- _Directions_: Go through the entries one line at a time, and gather every line that has the word "view".

- _Data lines_:
— BEGIN —
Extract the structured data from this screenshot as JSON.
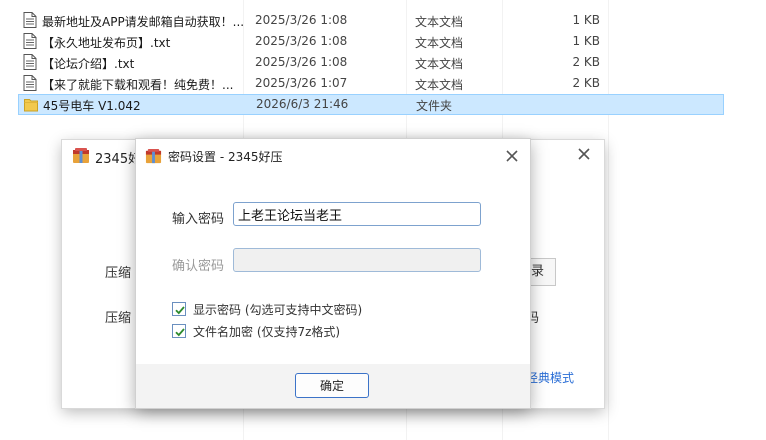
{
  "files": [
    {
      "name": "最新地址及APP请发邮箱自动获取！...",
      "date": "2025/3/26 1:08",
      "type": "文本文档",
      "size": "1 KB",
      "kind": "text-file",
      "selected": false
    },
    {
      "name": "【永久地址发布页】.txt",
      "date": "2025/3/26 1:08",
      "type": "文本文档",
      "size": "1 KB",
      "kind": "text-file",
      "selected": false
    },
    {
      "name": "【论坛介绍】.txt",
      "date": "2025/3/26 1:08",
      "type": "文本文档",
      "size": "2 KB",
      "kind": "text-file",
      "selected": false
    },
    {
      "name": "【来了就能下载和观看！纯免费！...",
      "date": "2025/3/26 1:07",
      "type": "文本文档",
      "size": "2 KB",
      "kind": "text-file",
      "selected": false
    },
    {
      "name": "45号电车 V1.042",
      "date": "2026/6/3 21:46",
      "type": "文件夹",
      "size": "",
      "kind": "folder",
      "selected": true
    }
  ],
  "back_window": {
    "title": "2345好",
    "label_1": "压缩",
    "label_2": "压缩",
    "browse_label": "录",
    "right_text": "码",
    "classic_mode_link": "经典模式"
  },
  "dialog": {
    "title": "密码设置 - 2345好压",
    "password_label": "输入密码",
    "password_value": "上老王论坛当老王",
    "confirm_label": "确认密码",
    "confirm_value": "",
    "show_password_label": "显示密码 (勾选可支持中文密码)",
    "show_password_checked": true,
    "encrypt_names_label": "文件名加密 (仅支持7z格式)",
    "encrypt_names_checked": true,
    "ok_label": "确定"
  },
  "colors": {
    "selection_bg": "#cce8ff",
    "selection_border": "#99d1ff",
    "input_border": "#7da2ce",
    "link": "#2a6ed6",
    "check": "#2e8b2e"
  }
}
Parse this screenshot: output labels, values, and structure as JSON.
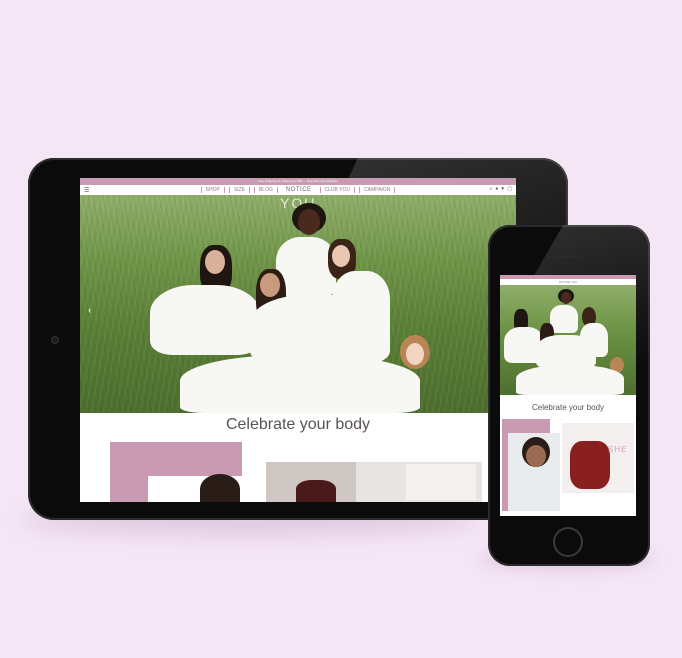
{
  "brand": {
    "accent": "#c99ab1",
    "background": "#f5e6f6"
  },
  "tablet": {
    "promo_text": "Free shipping on orders over $50 — shop the new collection",
    "nav": {
      "menu_icon": "hamburger-icon",
      "items": [
        "SHOP",
        "SIZE",
        "BLOG",
        "CLUB YOU",
        "CAMPAIGN"
      ],
      "logo": "NOTICE",
      "icons": [
        "search-icon",
        "user-icon",
        "heart-icon",
        "cart-icon"
      ]
    },
    "hero": {
      "overlay_text": "YOU",
      "arrow_icon": "chevron-left-icon"
    },
    "headline": "Celebrate your body"
  },
  "phone": {
    "logo": "NOTICE YOU",
    "headline": "Celebrate your body",
    "tile_text": "SHE"
  }
}
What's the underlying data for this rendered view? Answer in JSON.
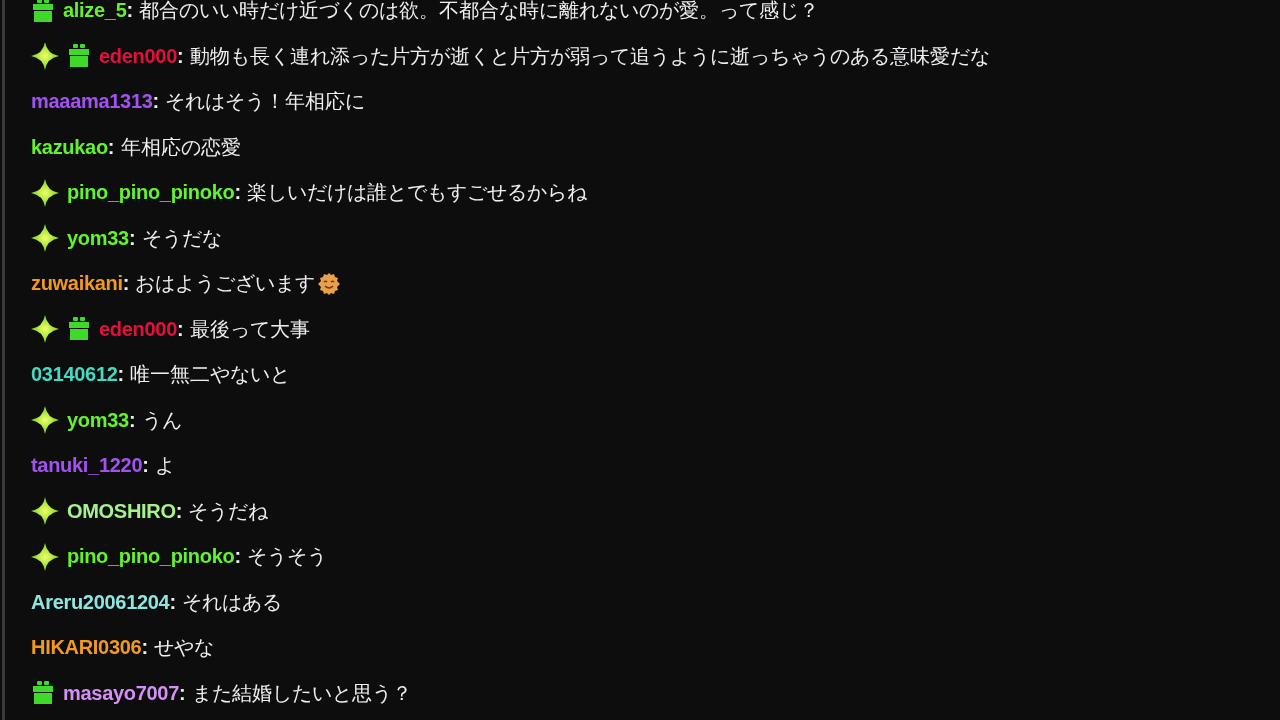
{
  "messages": [
    {
      "badges": [
        {
          "kind": "gift"
        }
      ],
      "user": "alize_5",
      "color": "#63f22e",
      "separator": ":",
      "text": "都合のいい時だけ近づくのは欲。不都合な時に離れないのが愛。って感じ？"
    },
    {
      "badges": [
        {
          "kind": "sparkle"
        },
        {
          "kind": "gift"
        }
      ],
      "user": "eden000",
      "color": "#e3103c",
      "separator": ":",
      "text": "動物も長く連れ添った片方が逝くと片方が弱って追うように逝っちゃうのある意味愛だな"
    },
    {
      "user": "maaama1313",
      "color": "#a352f2",
      "separator": ":",
      "text": "それはそう！年相応に"
    },
    {
      "user": "kazukao",
      "color": "#63f22e",
      "separator": ":",
      "text": "年相応の恋愛"
    },
    {
      "badges": [
        {
          "kind": "sparkle"
        }
      ],
      "user": "pino_pino_pinoko",
      "color": "#63f22e",
      "separator": ":",
      "text": "楽しいだけは誰とでもすごせるからね"
    },
    {
      "badges": [
        {
          "kind": "sparkle"
        }
      ],
      "user": "yom33",
      "color": "#63f22e",
      "separator": ":",
      "text": "そうだな"
    },
    {
      "user": "zuwaikani",
      "color": "#f29a1d",
      "separator": ":",
      "text": "おはようございます",
      "emote": true
    },
    {
      "badges": [
        {
          "kind": "sparkle"
        },
        {
          "kind": "gift"
        }
      ],
      "user": "eden000",
      "color": "#e3103c",
      "separator": ":",
      "text": "最後って大事"
    },
    {
      "user": "03140612",
      "color": "#45d9c4",
      "separator": ":",
      "text": "唯一無二やないと"
    },
    {
      "badges": [
        {
          "kind": "sparkle"
        }
      ],
      "user": "yom33",
      "color": "#63f22e",
      "separator": ":",
      "text": "うん"
    },
    {
      "user": "tanuki_1220",
      "color": "#a352f2",
      "separator": ":",
      "text": "よ"
    },
    {
      "badges": [
        {
          "kind": "sparkle"
        }
      ],
      "user": "OMOSHIRO",
      "color": "#a6f28c",
      "separator": ":",
      "text": "そうだね"
    },
    {
      "badges": [
        {
          "kind": "sparkle"
        }
      ],
      "user": "pino_pino_pinoko",
      "color": "#63f22e",
      "separator": ":",
      "text": "そうそう"
    },
    {
      "user": "Areru20061204",
      "color": "#8fe6e0",
      "separator": ":",
      "text": "それはある"
    },
    {
      "user": "HIKARI0306",
      "color": "#f29a1d",
      "separator": ":",
      "text": "せやな"
    },
    {
      "badges": [
        {
          "kind": "gift"
        }
      ],
      "user": "masayo7007",
      "color": "#d490f5",
      "separator": ":",
      "text": "また結婚したいと思う？"
    }
  ]
}
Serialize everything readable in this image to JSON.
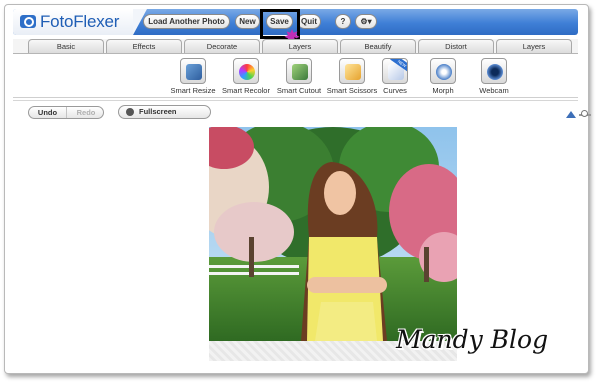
{
  "app": {
    "name": "FotoFlexer"
  },
  "topbar": {
    "load_label": "Load Another Photo",
    "new_label": "New",
    "save_label": "Save",
    "quit_label": "Quit",
    "help_label": "?",
    "settings_label": "⚙▾"
  },
  "tabs": [
    {
      "label": "Basic"
    },
    {
      "label": "Effects"
    },
    {
      "label": "Decorate"
    },
    {
      "label": "Layers"
    },
    {
      "label": "Beautify"
    },
    {
      "label": "Distort"
    },
    {
      "label": "Layers"
    }
  ],
  "tools": [
    {
      "label": "Smart Resize",
      "icon": "smart-resize-icon"
    },
    {
      "label": "Smart Recolor",
      "icon": "smart-recolor-icon"
    },
    {
      "label": "Smart Cutout",
      "icon": "smart-cutout-icon"
    },
    {
      "label": "Smart Scissors",
      "icon": "smart-scissors-icon"
    },
    {
      "label": "Curves",
      "icon": "curves-icon",
      "badge": "NEW"
    },
    {
      "label": "Morph",
      "icon": "morph-icon"
    },
    {
      "label": "Webcam",
      "icon": "webcam-icon"
    }
  ],
  "history": {
    "undo_label": "Undo",
    "redo_label": "Redo"
  },
  "view": {
    "fullscreen_label": "Fullscreen"
  },
  "watermark": {
    "text": "Mandy Blog"
  },
  "colors": {
    "accent": "#3f7fd6",
    "highlight": "#000000",
    "starburst": "#c12fb8"
  }
}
— END —
- _Finished task_:
What's the underlying data for this rendered view? Answer in JSON.
  "view": {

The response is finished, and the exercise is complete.